• _ITEMS_:
** START **

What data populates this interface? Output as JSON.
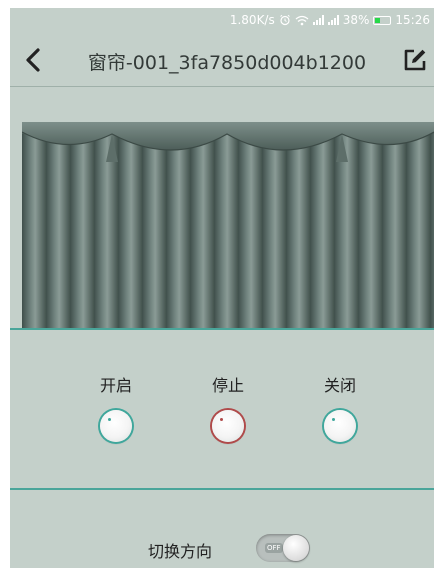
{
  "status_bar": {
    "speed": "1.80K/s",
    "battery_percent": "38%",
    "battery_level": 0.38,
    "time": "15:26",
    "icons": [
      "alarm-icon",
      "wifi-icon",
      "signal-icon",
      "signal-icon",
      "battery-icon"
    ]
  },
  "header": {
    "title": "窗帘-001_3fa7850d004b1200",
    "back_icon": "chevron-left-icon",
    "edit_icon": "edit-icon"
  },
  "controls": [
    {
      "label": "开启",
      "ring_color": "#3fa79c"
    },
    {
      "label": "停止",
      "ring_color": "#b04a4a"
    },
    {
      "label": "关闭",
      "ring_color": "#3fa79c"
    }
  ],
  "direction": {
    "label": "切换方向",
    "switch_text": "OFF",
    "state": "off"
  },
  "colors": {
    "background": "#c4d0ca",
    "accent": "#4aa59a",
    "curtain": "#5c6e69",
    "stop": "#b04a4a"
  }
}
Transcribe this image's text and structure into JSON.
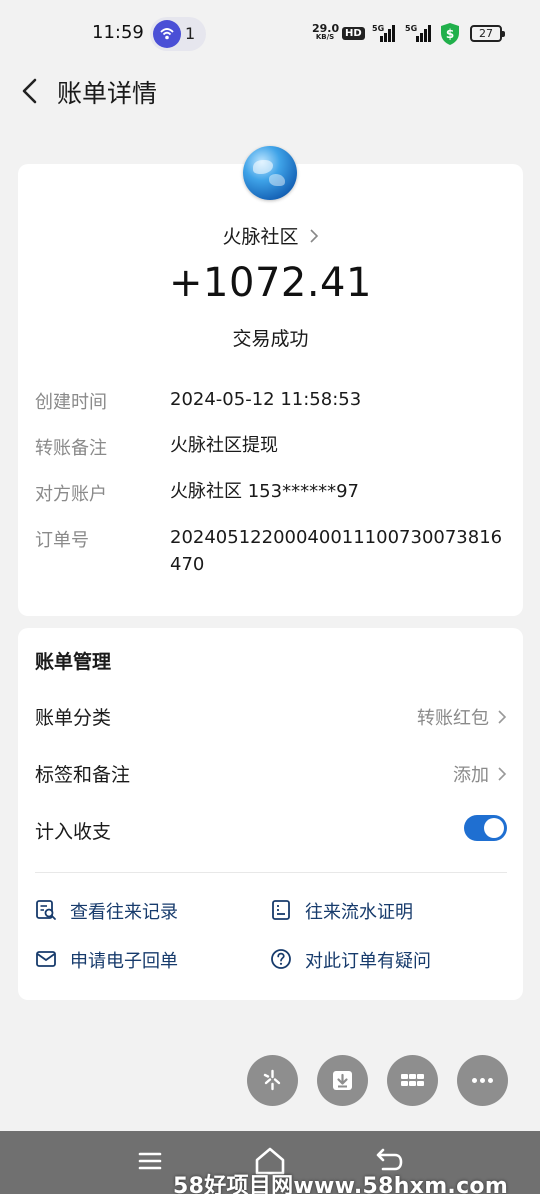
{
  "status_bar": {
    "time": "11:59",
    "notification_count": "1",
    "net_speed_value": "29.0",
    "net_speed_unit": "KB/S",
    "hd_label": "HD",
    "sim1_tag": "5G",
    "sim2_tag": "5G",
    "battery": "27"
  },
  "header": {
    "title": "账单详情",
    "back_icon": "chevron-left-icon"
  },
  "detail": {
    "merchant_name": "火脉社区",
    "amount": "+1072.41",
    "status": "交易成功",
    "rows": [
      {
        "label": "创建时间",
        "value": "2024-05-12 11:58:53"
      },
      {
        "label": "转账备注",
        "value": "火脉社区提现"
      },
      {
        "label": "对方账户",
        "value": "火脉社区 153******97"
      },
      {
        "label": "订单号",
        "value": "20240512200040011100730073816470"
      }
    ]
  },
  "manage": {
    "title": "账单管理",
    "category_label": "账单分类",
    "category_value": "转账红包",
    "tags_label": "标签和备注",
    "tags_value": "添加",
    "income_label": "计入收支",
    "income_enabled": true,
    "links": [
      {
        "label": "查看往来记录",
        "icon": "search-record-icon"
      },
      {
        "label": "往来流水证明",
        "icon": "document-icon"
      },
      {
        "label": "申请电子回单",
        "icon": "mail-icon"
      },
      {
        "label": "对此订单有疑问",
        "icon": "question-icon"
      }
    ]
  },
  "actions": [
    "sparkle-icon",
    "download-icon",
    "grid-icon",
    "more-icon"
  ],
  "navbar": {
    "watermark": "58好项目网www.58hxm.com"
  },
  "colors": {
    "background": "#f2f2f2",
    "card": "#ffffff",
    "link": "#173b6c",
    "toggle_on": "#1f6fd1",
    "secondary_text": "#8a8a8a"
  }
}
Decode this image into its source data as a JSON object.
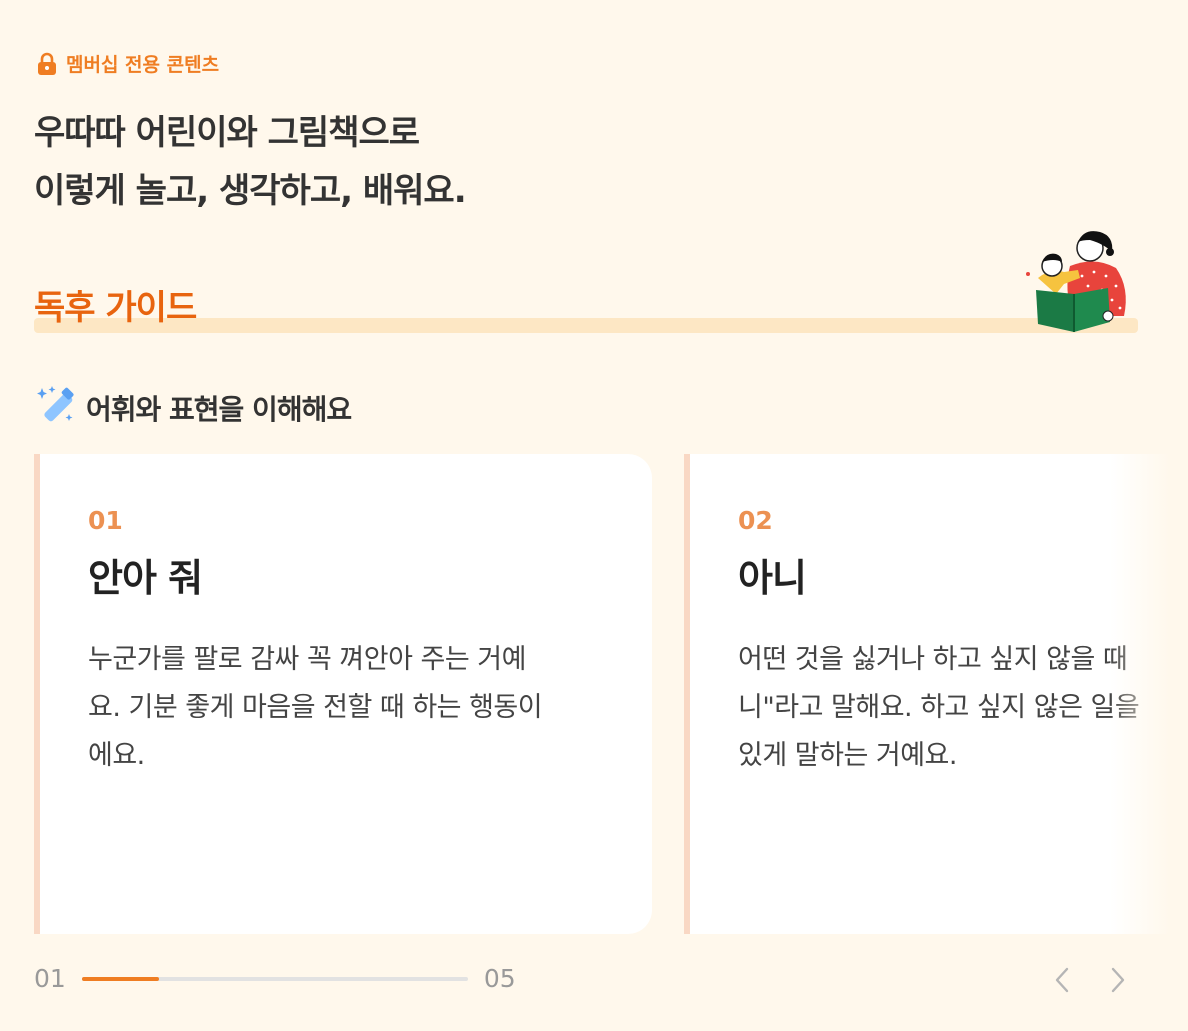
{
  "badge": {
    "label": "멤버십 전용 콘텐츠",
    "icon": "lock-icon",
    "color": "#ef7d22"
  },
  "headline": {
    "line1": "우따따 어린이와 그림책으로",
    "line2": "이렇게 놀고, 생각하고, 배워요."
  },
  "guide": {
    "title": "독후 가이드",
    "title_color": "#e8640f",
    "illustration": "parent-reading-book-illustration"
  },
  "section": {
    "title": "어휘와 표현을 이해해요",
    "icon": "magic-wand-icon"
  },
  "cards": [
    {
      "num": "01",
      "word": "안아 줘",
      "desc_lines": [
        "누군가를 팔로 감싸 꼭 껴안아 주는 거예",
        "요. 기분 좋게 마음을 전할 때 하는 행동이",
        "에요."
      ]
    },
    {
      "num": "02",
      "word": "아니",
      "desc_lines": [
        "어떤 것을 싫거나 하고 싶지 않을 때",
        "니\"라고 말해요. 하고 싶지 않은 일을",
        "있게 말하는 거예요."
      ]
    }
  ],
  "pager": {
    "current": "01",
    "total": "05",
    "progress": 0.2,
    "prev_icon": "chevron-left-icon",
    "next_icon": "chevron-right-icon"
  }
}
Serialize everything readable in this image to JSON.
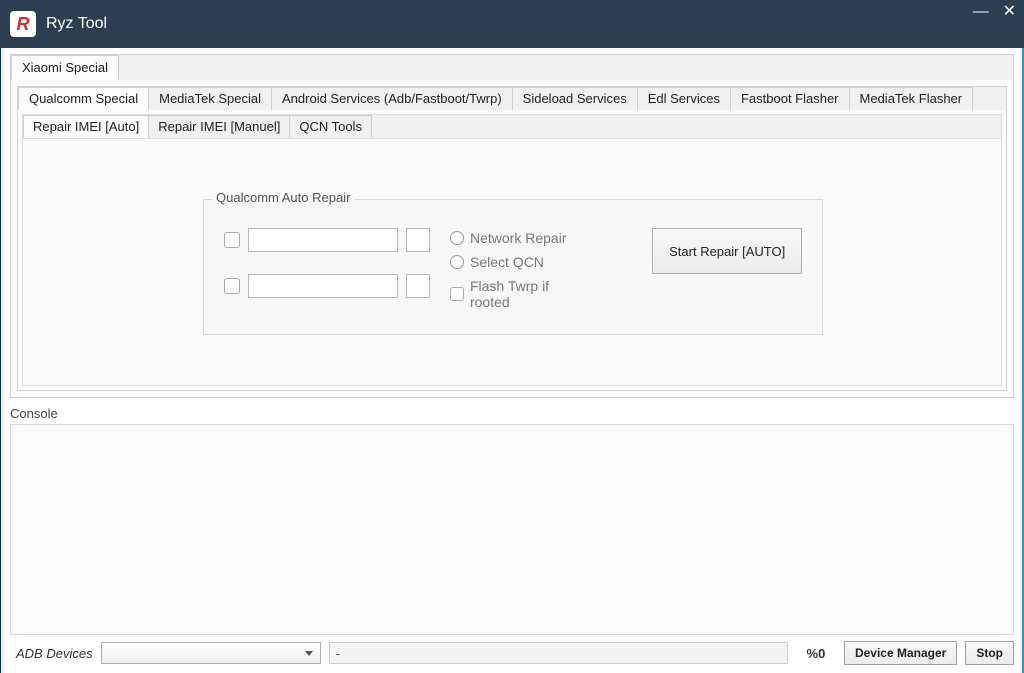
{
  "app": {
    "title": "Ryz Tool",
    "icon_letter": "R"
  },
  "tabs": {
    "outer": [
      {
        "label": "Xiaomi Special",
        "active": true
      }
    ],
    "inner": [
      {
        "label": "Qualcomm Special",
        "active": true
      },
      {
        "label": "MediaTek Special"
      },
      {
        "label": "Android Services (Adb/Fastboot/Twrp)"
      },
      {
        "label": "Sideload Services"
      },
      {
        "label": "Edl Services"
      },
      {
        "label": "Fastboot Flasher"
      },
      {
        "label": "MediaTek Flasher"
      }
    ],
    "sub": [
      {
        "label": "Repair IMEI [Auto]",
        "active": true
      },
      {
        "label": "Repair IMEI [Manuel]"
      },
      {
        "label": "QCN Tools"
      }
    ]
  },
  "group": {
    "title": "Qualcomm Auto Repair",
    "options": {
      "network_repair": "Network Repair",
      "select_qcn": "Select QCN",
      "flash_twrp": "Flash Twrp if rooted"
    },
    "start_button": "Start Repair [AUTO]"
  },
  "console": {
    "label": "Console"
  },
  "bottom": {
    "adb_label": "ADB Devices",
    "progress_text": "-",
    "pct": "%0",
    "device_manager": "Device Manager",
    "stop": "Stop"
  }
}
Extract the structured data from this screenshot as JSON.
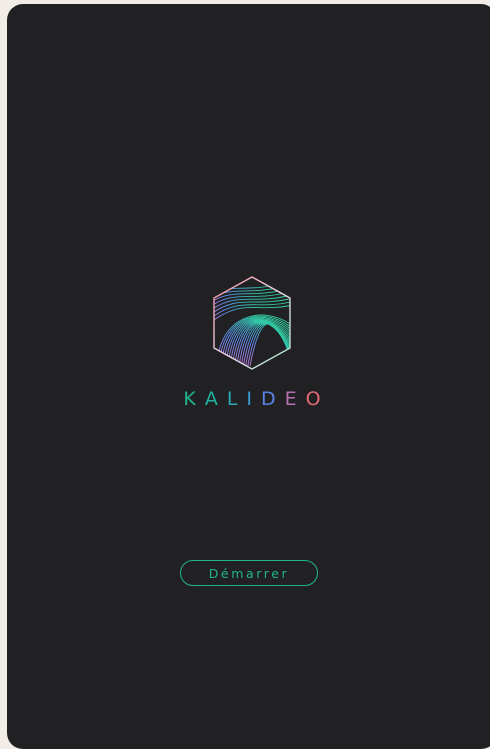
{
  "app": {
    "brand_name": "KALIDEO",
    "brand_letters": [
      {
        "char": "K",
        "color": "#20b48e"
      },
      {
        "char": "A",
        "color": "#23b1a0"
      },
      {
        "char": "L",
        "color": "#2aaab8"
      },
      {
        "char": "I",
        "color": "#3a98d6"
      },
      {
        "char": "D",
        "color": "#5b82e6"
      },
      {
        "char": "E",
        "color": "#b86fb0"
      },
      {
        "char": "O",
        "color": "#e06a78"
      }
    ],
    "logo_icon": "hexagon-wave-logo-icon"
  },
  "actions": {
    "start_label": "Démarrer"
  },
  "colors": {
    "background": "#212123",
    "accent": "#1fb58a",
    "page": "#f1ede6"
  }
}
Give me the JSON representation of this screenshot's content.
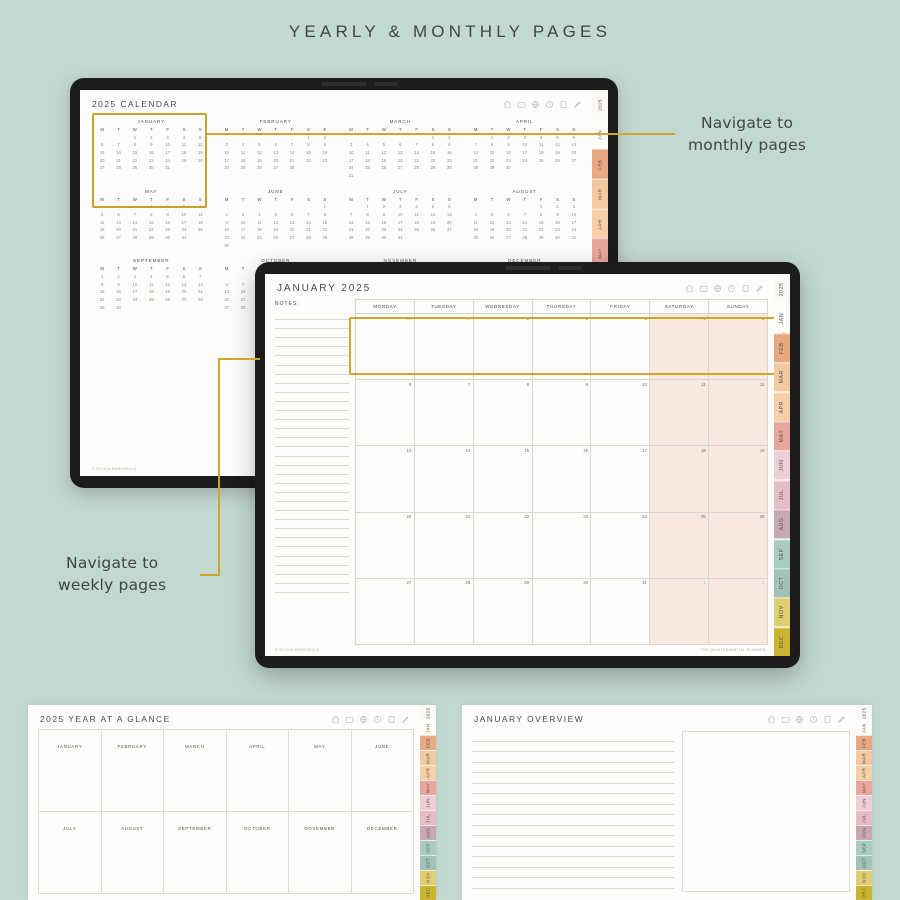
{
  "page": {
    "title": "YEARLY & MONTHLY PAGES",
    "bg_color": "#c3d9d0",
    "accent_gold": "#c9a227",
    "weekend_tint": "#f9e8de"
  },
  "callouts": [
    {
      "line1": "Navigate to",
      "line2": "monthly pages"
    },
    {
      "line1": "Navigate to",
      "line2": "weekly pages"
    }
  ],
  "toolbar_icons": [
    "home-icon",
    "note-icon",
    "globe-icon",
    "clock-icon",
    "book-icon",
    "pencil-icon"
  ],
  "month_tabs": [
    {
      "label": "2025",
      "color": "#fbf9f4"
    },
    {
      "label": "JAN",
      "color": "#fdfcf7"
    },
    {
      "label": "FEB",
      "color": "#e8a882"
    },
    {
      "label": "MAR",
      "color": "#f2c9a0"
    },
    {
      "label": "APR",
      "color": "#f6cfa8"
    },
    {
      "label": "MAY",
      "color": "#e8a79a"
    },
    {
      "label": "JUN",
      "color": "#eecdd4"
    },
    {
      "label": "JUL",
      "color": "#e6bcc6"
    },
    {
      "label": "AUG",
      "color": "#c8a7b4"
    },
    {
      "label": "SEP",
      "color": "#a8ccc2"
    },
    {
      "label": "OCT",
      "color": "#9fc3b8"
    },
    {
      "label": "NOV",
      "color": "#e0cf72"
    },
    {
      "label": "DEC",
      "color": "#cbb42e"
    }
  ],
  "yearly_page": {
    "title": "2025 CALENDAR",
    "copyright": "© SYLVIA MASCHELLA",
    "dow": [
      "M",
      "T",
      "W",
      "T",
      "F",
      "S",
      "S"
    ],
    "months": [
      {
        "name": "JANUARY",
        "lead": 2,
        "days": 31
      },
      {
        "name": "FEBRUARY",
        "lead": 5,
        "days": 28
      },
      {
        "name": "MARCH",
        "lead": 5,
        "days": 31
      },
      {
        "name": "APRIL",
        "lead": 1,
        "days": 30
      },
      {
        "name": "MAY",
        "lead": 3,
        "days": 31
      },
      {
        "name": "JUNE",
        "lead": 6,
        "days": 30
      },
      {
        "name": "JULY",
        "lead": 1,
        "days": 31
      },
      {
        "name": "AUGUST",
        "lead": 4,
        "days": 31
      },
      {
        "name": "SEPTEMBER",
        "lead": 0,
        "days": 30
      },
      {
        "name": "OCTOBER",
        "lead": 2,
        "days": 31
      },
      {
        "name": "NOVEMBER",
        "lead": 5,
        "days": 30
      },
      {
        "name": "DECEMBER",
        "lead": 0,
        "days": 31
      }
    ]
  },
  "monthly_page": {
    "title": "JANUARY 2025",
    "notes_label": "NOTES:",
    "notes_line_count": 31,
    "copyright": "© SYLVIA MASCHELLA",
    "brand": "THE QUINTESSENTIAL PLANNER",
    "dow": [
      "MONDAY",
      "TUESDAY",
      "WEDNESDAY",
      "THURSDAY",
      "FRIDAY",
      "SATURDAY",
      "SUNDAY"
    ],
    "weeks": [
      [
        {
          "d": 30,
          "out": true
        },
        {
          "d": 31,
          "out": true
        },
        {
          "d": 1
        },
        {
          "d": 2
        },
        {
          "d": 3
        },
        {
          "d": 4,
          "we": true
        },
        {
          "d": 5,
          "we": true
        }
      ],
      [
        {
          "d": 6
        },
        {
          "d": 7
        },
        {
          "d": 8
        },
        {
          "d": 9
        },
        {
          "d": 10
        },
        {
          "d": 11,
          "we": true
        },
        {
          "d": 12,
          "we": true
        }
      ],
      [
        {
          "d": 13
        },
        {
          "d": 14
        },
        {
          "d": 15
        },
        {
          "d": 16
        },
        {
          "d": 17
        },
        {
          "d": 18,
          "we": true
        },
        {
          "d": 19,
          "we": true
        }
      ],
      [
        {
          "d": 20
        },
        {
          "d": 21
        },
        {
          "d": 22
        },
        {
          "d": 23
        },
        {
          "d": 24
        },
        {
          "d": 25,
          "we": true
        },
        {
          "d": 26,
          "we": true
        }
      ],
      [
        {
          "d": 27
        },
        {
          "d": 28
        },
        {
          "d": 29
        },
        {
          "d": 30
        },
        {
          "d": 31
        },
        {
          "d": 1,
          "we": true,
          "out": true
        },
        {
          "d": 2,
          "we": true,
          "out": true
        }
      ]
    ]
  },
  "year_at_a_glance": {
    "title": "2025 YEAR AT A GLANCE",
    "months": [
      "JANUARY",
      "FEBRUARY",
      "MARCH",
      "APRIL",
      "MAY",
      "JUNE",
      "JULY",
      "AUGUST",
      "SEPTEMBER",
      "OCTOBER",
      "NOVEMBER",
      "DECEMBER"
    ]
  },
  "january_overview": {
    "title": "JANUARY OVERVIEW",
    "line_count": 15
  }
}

** END **

• _STATED EXERCISE_: All lines that include "Twrp" are to be gathered and copied.

• _FULL RESPONSE_:
        "label": "Android Services (Adb/Fastboot/Twrp)"
      "flash_twrp": "Flash Twrp if rooted"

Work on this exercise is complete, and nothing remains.